PROBLEM TO SOLVE
Please report every line from the material that contains the word "БОЛИ".

Data records
+ + +
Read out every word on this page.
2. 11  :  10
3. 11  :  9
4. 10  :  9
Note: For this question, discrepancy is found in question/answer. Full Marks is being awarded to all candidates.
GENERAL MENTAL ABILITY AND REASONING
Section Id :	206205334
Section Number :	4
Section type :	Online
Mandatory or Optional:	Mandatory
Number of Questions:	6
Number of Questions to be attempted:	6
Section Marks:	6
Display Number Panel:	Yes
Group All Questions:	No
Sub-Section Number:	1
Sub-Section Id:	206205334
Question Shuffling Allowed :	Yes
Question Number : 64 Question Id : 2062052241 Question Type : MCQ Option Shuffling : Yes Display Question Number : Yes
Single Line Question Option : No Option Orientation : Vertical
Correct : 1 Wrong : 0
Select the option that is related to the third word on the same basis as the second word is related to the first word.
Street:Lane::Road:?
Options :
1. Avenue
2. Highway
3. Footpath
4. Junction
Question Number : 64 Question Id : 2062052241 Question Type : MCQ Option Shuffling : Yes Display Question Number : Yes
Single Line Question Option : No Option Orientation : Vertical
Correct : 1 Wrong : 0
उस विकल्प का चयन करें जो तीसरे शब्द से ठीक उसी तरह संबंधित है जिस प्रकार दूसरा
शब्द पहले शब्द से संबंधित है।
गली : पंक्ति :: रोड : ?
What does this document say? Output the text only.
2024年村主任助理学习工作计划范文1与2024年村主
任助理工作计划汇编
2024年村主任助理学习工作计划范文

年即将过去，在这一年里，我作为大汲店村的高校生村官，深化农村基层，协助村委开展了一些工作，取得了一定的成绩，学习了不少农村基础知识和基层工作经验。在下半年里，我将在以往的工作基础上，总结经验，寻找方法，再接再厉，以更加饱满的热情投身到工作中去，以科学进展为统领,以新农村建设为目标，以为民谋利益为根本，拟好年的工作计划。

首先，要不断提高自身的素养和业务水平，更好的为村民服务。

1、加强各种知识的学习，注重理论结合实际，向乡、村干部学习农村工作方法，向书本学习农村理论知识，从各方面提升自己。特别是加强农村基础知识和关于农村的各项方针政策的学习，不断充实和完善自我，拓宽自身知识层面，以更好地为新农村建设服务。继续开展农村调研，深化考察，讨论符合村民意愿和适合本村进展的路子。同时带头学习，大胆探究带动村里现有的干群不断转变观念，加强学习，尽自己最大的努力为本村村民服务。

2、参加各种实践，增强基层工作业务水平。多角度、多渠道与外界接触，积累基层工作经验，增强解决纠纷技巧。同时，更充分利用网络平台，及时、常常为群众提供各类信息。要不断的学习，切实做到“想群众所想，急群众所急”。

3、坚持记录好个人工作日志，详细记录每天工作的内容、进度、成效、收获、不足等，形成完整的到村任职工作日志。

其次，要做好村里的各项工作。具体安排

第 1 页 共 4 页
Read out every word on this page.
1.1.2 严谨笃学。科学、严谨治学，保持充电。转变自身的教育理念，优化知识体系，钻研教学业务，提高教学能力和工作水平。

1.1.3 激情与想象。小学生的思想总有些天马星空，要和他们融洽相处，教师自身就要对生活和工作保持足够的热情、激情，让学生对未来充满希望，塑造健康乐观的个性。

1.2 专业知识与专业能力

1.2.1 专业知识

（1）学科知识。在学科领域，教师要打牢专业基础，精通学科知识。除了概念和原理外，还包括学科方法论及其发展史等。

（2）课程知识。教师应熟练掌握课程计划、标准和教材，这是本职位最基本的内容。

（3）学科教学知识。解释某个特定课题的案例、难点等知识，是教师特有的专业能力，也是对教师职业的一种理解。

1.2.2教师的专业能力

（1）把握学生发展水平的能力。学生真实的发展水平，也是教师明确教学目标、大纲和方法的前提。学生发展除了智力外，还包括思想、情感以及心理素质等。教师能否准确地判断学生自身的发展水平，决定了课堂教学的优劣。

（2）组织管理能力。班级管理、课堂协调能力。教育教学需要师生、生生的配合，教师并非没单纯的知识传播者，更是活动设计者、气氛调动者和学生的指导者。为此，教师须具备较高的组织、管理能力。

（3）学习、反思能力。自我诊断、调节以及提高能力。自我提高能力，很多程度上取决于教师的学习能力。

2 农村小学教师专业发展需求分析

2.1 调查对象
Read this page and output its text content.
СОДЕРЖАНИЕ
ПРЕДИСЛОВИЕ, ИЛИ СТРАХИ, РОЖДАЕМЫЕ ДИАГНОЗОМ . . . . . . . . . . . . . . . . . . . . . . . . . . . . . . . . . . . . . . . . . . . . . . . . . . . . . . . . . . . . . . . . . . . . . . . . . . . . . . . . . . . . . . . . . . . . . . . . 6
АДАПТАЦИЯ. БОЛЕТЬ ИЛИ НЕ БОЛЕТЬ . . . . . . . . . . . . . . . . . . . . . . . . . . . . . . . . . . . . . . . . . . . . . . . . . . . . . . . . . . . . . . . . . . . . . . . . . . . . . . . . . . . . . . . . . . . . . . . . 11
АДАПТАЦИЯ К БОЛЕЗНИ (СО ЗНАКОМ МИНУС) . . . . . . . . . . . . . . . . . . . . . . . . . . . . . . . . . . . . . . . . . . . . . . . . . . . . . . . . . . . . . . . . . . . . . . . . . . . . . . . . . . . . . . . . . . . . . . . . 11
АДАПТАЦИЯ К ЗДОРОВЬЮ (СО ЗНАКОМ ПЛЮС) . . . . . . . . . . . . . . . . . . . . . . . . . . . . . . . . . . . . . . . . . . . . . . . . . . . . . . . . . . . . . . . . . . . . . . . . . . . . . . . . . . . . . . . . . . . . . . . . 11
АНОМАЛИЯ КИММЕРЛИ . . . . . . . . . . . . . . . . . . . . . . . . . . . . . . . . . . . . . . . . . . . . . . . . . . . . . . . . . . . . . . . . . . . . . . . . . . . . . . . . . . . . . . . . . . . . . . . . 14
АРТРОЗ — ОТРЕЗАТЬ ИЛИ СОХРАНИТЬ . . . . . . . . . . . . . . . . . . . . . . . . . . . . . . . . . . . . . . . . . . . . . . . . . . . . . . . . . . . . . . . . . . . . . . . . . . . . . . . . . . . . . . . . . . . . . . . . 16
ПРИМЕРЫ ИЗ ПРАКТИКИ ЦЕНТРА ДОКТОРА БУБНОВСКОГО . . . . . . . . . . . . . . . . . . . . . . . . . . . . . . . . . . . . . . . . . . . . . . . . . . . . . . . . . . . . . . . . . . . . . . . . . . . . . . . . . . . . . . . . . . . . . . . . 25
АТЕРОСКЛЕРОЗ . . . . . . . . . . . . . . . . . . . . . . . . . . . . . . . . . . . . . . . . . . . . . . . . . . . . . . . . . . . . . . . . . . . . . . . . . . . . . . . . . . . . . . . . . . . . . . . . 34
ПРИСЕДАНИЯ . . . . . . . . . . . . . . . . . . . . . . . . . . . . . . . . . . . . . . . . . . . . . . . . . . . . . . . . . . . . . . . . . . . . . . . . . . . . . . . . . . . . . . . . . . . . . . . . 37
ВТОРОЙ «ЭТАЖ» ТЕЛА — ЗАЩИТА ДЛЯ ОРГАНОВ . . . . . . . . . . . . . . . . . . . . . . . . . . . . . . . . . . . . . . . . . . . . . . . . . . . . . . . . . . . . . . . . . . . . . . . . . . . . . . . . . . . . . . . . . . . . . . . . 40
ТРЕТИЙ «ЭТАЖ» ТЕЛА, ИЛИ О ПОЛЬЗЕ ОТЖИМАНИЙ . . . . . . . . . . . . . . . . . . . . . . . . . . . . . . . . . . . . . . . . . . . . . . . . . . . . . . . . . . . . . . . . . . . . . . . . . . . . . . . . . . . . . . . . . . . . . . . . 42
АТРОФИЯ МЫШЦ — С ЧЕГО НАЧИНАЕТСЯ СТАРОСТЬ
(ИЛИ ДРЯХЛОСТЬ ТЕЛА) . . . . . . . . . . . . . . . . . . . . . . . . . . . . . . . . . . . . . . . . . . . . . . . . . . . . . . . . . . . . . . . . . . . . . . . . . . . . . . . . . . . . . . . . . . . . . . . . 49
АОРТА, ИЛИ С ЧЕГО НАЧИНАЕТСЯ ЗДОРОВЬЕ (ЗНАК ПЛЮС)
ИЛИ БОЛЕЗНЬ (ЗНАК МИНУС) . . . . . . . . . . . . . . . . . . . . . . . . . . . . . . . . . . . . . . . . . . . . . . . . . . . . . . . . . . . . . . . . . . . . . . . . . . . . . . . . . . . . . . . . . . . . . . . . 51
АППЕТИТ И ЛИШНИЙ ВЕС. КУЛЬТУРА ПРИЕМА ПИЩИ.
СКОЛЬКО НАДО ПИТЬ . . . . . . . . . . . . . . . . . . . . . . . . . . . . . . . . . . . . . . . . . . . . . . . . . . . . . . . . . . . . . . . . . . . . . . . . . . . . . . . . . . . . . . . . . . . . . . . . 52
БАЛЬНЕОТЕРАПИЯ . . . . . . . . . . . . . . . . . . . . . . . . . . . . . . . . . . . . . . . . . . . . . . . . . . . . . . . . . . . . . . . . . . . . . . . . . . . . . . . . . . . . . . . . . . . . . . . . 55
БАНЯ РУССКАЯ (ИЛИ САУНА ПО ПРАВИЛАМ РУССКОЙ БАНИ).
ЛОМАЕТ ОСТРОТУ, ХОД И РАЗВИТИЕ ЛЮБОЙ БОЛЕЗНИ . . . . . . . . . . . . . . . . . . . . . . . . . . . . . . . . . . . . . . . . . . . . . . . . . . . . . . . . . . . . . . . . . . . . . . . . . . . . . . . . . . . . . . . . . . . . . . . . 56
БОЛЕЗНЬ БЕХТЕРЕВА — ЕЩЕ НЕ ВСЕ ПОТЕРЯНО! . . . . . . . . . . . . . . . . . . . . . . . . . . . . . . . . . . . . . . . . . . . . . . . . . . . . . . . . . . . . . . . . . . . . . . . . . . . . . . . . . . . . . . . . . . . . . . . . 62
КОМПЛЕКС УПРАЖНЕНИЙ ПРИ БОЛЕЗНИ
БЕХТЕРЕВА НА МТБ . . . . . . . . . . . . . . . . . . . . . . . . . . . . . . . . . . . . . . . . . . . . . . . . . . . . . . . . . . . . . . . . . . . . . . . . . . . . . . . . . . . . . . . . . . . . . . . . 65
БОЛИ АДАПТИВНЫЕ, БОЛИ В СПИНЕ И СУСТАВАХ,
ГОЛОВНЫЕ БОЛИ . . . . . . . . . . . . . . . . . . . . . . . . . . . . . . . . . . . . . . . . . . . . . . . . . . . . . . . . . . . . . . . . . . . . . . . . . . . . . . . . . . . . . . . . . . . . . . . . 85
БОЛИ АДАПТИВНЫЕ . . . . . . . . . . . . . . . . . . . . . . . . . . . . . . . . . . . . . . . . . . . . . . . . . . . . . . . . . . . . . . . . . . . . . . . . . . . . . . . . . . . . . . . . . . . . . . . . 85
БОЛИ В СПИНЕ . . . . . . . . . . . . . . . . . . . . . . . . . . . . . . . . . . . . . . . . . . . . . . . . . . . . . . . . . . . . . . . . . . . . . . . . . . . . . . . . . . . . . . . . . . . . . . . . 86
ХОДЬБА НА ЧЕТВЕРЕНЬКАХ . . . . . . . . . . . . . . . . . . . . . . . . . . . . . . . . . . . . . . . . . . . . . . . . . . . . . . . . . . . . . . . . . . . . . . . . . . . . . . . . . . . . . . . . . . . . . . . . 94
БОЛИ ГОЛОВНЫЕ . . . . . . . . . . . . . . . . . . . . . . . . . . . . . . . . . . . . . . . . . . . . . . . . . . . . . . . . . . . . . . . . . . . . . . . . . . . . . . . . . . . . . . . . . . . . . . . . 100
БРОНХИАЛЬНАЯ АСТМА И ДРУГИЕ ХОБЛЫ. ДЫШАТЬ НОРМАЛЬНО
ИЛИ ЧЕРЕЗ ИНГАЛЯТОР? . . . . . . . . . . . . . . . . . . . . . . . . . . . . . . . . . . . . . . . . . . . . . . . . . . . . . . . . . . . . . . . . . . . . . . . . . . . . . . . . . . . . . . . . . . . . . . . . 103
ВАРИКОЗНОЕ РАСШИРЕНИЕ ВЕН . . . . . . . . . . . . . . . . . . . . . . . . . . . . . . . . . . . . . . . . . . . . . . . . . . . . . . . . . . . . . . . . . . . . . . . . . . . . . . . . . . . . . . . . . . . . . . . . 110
+ + +
EXPECTED ANSWER
БОЛИ АДАПТИВНЫЕ, БОЛИ В СПИНЕ И СУСТАВАХ,
ГОЛОВНЫЕ БОЛИ . . . . . . . . . . . . . . . . . . . . . . . . . . . . . . . . . . . . . . . . . . . . . . . . . . . . . . . . . . . . . . . . . . . . . . . . . . . . . . . . . . . . . . . . . . . . . . . . 85
БОЛИ АДАПТИВНЫЕ . . . . . . . . . . . . . . . . . . . . . . . . . . . . . . . . . . . . . . . . . . . . . . . . . . . . . . . . . . . . . . . . . . . . . . . . . . . . . . . . . . . . . . . . . . . . . . . . 85
БОЛИ В СПИНЕ . . . . . . . . . . . . . . . . . . . . . . . . . . . . . . . . . . . . . . . . . . . . . . . . . . . . . . . . . . . . . . . . . . . . . . . . . . . . . . . . . . . . . . . . . . . . . . . . 86
БОЛИ ГОЛОВНЫЕ . . . . . . . . . . . . . . . . . . . . . . . . . . . . . . . . . . . . . . . . . . . . . . . . . . . . . . . . . . . . . . . . . . . . . . . . . . . . . . . . . . . . . . . . . . . . . . . . 100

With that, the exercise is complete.